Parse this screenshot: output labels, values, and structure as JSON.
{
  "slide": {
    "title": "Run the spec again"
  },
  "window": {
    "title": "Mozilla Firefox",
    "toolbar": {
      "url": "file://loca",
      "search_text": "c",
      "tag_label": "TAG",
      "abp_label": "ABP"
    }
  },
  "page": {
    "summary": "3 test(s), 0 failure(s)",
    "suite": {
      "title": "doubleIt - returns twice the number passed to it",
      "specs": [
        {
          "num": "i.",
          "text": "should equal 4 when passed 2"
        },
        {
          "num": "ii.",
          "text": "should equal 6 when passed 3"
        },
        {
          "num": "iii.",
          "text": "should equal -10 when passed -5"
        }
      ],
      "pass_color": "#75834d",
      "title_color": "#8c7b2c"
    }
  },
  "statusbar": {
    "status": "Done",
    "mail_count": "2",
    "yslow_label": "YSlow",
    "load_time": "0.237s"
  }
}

...

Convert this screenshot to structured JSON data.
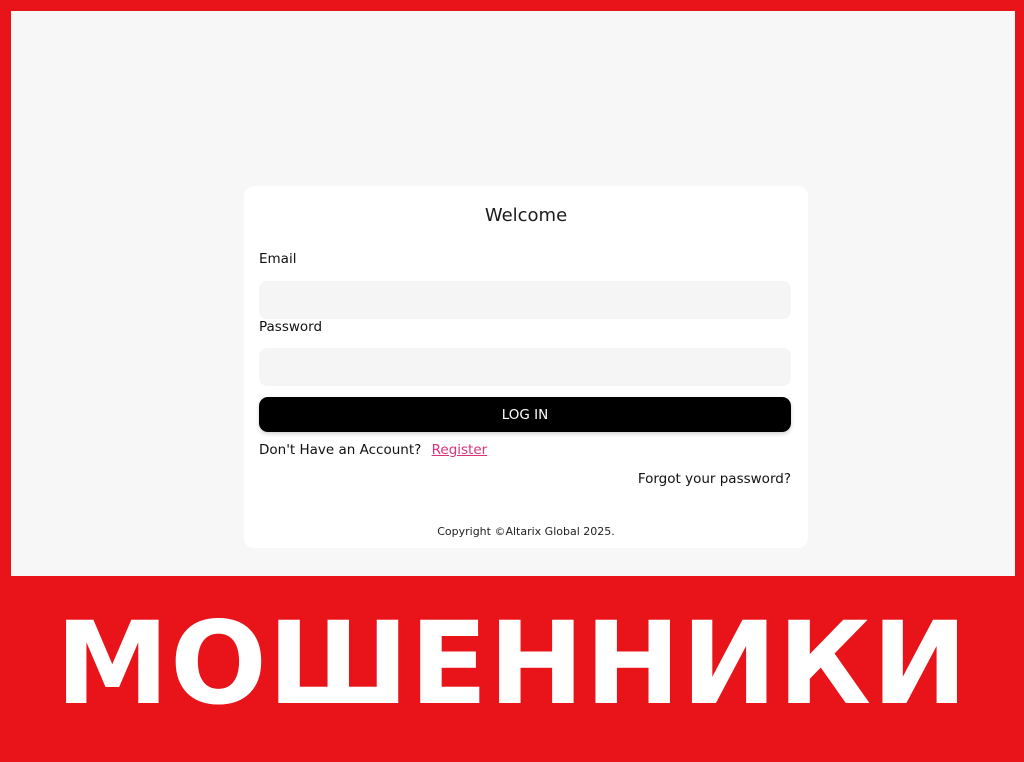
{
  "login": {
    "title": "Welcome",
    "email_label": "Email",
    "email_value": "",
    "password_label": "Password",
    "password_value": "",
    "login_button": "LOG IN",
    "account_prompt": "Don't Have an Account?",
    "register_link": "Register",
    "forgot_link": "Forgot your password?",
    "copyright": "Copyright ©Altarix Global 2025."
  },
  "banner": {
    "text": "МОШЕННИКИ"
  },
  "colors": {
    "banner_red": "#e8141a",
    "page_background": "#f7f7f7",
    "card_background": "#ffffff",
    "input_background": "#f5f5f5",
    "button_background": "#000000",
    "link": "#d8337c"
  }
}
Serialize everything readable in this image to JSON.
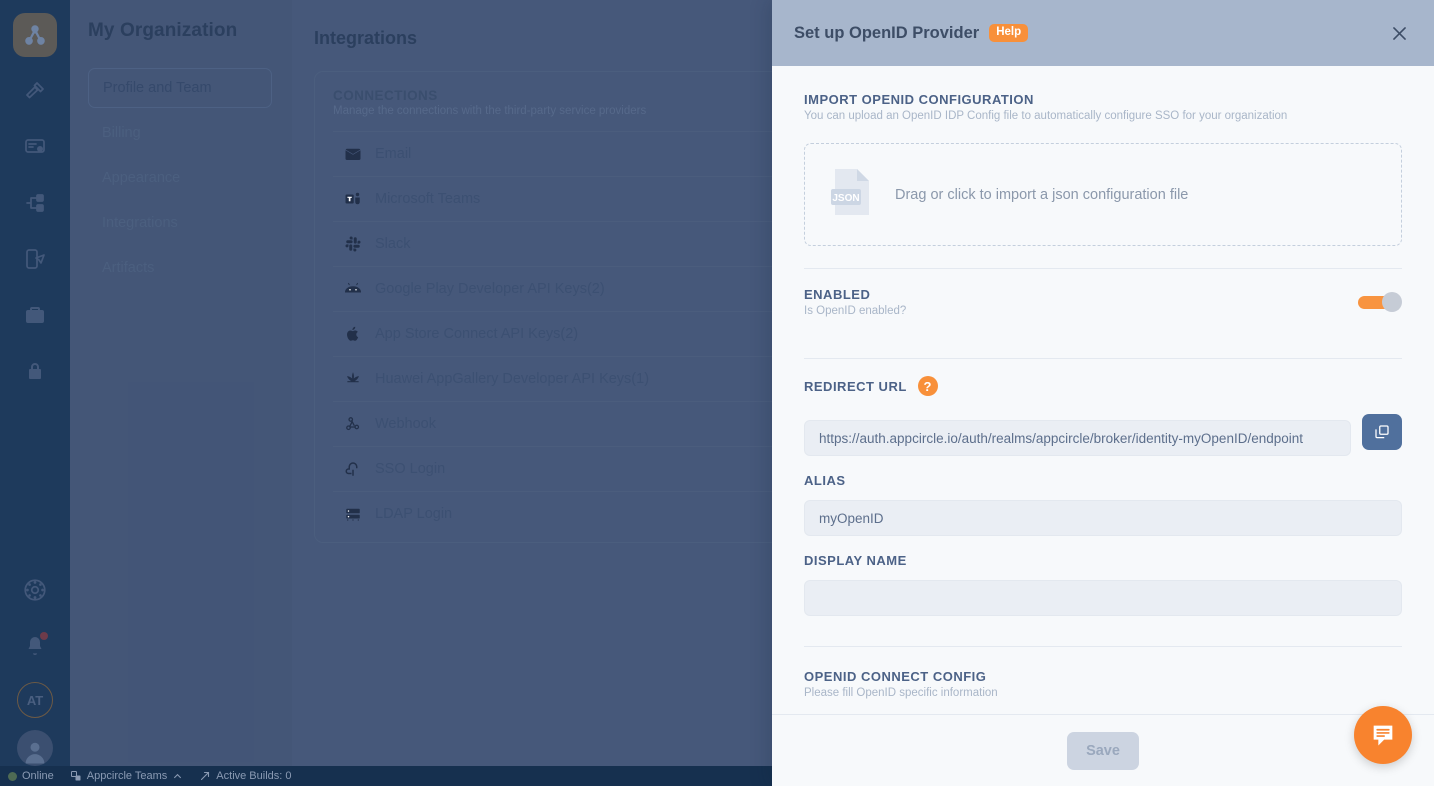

TASK DIRECTIONS
Within the listing above, extract exactly the lines that run from the one containing "Convert this screenshot" through the one containing "Serialize everything readable", excluding any pictures.

SOLVED EXERCISE
Convert this screenshot to structured JSON data.
{
  "login": {
    "title": "Welcome",
    "email_label": "Email",
    "email_value": "",
    "password_label": "Password",
    "password_value": "",
    "login_button": "LOG IN",
    "account_prompt": "Don't Have an Account?",
    "register_link": "Register",
    "forgot_link": "Forgot your password?",
    "copyright": "Copyright ©Altarix Global 2025."
  },
  "banner": {
    "text": "МОШЕННИКИ"
  },
  "colors": {
    "banner_red": "#e8141a",
    "page_background": "#f7f7f7",
    "card_background": "#ffffff",
    "input_background": "#f5f5f5",
    "button_background": "#000000",
    "link": "#d8337c"
  }
}
Serialize everything readable in this image to JSON.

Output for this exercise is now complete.